Task brief
Locate and copy all lines bearing the word "password".

Data shown
*****

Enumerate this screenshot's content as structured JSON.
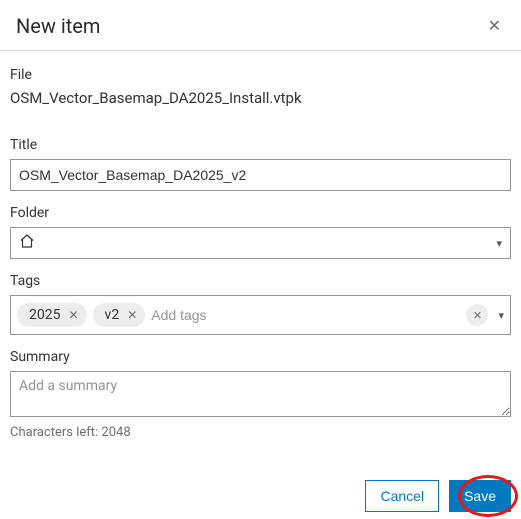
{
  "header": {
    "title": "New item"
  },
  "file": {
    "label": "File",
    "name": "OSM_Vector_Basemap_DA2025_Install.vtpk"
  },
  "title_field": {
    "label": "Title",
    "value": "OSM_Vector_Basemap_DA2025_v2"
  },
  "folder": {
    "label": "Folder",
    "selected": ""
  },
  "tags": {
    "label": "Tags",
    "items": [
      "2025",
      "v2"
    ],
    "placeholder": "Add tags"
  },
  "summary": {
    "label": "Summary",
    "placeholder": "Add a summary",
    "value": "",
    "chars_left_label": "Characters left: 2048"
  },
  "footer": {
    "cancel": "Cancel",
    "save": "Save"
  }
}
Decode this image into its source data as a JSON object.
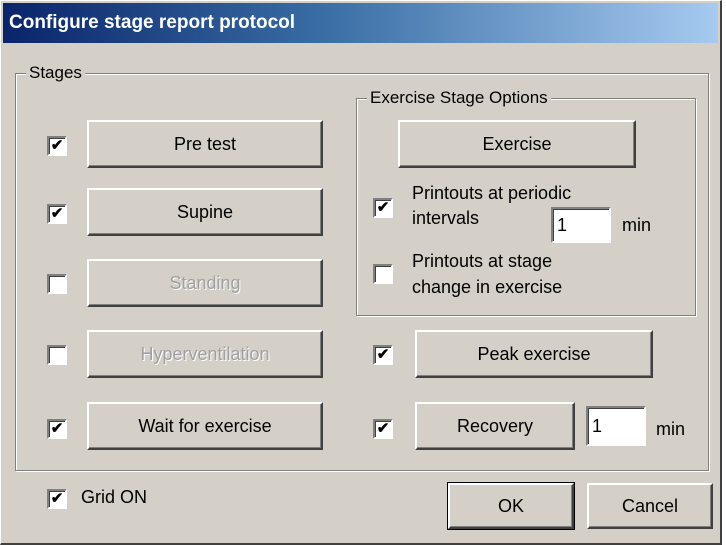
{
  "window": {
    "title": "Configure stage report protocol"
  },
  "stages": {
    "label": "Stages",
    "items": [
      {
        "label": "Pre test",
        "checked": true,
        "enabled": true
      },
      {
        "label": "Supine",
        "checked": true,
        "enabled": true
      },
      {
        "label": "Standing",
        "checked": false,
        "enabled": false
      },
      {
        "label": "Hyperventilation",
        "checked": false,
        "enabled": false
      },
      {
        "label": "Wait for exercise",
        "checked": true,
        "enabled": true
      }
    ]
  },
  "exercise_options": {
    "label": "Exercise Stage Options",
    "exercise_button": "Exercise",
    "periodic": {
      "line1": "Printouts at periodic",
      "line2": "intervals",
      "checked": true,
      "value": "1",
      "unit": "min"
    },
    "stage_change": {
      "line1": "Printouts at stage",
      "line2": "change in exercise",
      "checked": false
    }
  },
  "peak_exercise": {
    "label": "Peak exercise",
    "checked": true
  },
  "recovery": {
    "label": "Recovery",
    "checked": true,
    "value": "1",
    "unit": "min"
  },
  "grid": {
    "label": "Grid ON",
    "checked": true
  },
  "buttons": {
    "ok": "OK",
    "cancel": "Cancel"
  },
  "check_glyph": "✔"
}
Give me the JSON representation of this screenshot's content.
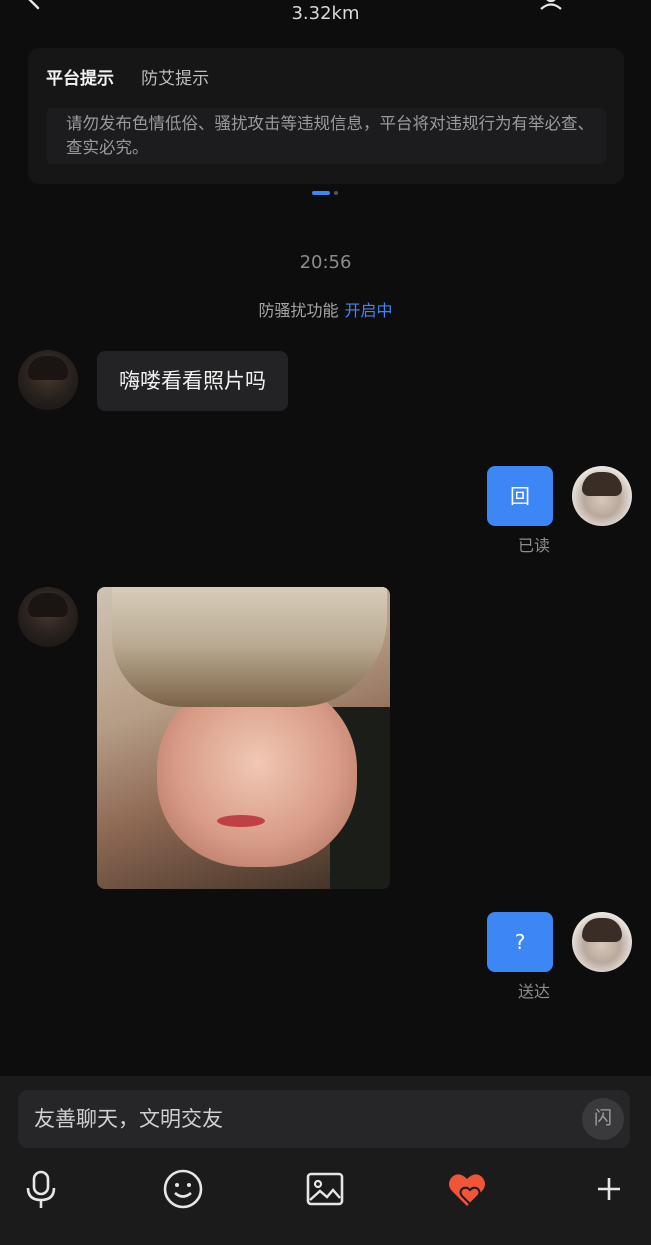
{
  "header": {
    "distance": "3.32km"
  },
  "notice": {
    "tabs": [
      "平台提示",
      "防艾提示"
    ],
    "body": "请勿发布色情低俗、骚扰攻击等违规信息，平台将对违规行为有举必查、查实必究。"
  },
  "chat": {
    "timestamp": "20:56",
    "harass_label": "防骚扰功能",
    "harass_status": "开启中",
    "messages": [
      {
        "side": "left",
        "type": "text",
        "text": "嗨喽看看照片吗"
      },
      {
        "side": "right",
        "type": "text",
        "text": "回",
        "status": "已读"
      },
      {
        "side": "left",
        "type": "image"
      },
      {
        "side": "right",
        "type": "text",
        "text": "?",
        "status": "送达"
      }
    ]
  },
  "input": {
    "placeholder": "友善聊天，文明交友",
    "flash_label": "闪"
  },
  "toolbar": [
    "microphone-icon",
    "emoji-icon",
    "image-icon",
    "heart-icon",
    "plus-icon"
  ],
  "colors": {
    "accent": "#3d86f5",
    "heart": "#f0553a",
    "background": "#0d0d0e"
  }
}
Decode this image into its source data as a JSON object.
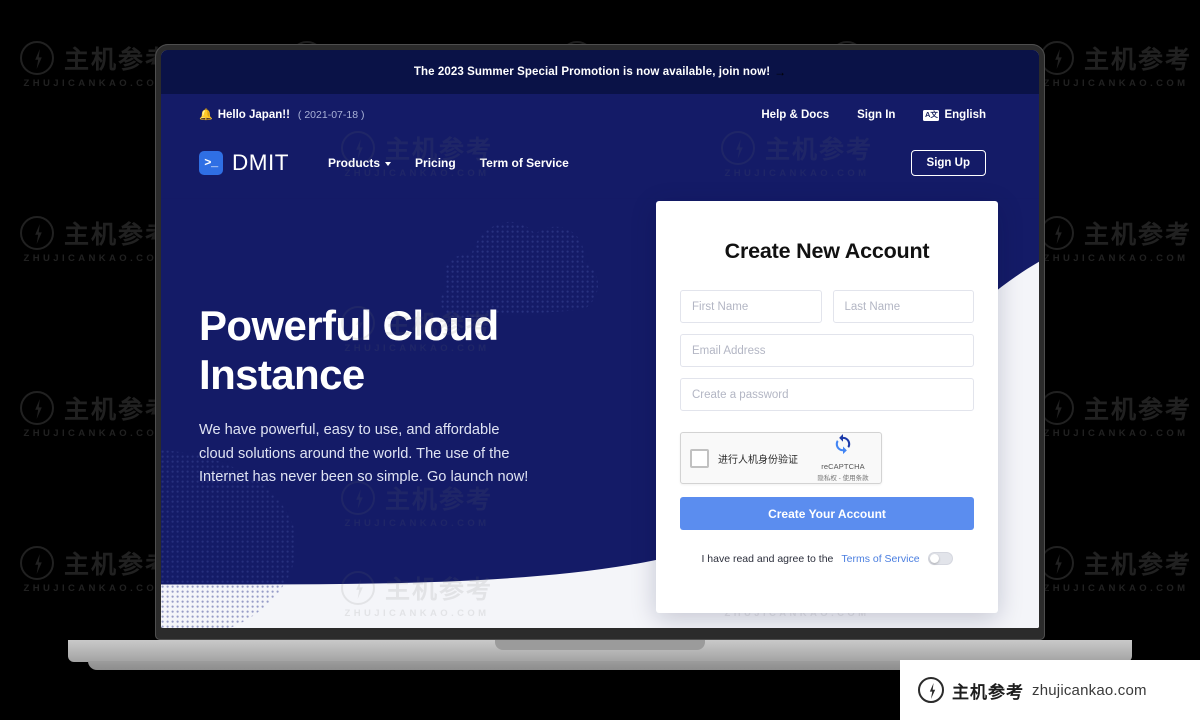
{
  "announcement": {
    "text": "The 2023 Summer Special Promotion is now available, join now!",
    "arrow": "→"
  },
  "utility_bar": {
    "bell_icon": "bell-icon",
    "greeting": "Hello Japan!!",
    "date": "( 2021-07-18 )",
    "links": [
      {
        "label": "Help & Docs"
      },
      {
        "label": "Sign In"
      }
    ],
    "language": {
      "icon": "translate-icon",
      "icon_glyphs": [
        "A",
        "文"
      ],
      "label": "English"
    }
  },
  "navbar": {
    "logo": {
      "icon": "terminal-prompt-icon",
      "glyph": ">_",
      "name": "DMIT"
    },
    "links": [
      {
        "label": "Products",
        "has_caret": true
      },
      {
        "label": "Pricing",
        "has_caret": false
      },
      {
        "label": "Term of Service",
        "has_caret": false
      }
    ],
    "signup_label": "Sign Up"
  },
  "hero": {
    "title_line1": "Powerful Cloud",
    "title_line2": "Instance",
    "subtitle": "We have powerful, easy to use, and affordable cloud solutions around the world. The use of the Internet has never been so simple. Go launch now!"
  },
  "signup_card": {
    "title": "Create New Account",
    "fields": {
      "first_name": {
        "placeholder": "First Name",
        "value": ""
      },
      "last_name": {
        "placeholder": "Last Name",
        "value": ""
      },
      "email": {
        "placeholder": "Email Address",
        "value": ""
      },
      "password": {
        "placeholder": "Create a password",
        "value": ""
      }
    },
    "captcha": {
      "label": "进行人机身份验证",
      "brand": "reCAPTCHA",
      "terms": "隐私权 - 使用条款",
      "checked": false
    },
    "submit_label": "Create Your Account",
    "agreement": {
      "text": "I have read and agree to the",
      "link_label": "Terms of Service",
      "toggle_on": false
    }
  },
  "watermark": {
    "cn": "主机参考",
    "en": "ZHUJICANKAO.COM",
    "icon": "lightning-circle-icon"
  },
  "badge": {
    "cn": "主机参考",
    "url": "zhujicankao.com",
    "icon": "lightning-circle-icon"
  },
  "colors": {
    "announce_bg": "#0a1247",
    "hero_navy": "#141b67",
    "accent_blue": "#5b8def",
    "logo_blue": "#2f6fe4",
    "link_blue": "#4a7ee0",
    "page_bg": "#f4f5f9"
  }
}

*****

Answer to this problem
      "password": {
        "placeholder": "Create a password",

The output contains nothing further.